### MATERIAL:
▼▼▼
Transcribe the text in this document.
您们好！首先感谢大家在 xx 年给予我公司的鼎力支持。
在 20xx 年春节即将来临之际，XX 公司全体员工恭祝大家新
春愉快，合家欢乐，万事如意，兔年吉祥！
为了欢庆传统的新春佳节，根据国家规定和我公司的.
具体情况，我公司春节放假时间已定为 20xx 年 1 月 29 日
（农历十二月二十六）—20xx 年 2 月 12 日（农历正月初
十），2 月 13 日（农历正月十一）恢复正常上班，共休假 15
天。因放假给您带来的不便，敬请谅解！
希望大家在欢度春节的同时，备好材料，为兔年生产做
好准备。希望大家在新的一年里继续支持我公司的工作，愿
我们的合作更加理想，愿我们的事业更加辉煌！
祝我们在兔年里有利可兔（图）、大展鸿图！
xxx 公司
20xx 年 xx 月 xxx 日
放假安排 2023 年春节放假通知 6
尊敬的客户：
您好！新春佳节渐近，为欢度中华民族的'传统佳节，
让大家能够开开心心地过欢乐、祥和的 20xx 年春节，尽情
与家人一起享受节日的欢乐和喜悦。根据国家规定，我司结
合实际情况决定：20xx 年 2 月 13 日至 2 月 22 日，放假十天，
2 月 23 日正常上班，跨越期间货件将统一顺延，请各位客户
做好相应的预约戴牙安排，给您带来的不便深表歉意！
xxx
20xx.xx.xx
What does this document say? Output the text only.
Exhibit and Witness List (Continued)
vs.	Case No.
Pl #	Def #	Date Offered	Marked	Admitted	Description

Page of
▲▲▲
### WHAT TO PRODUCE:
Repeat exactly the lines above, starting with the line that contains "What does this" and ending with the last line, both included, and nothing else.

### ANSWER FOR THE TASK:
What does this document say? Output the text only.
Exhibit and Witness List (Continued)
vs.	Case No.
Pl #	Def #	Date Offered	Marked	Admitted	Description

Page of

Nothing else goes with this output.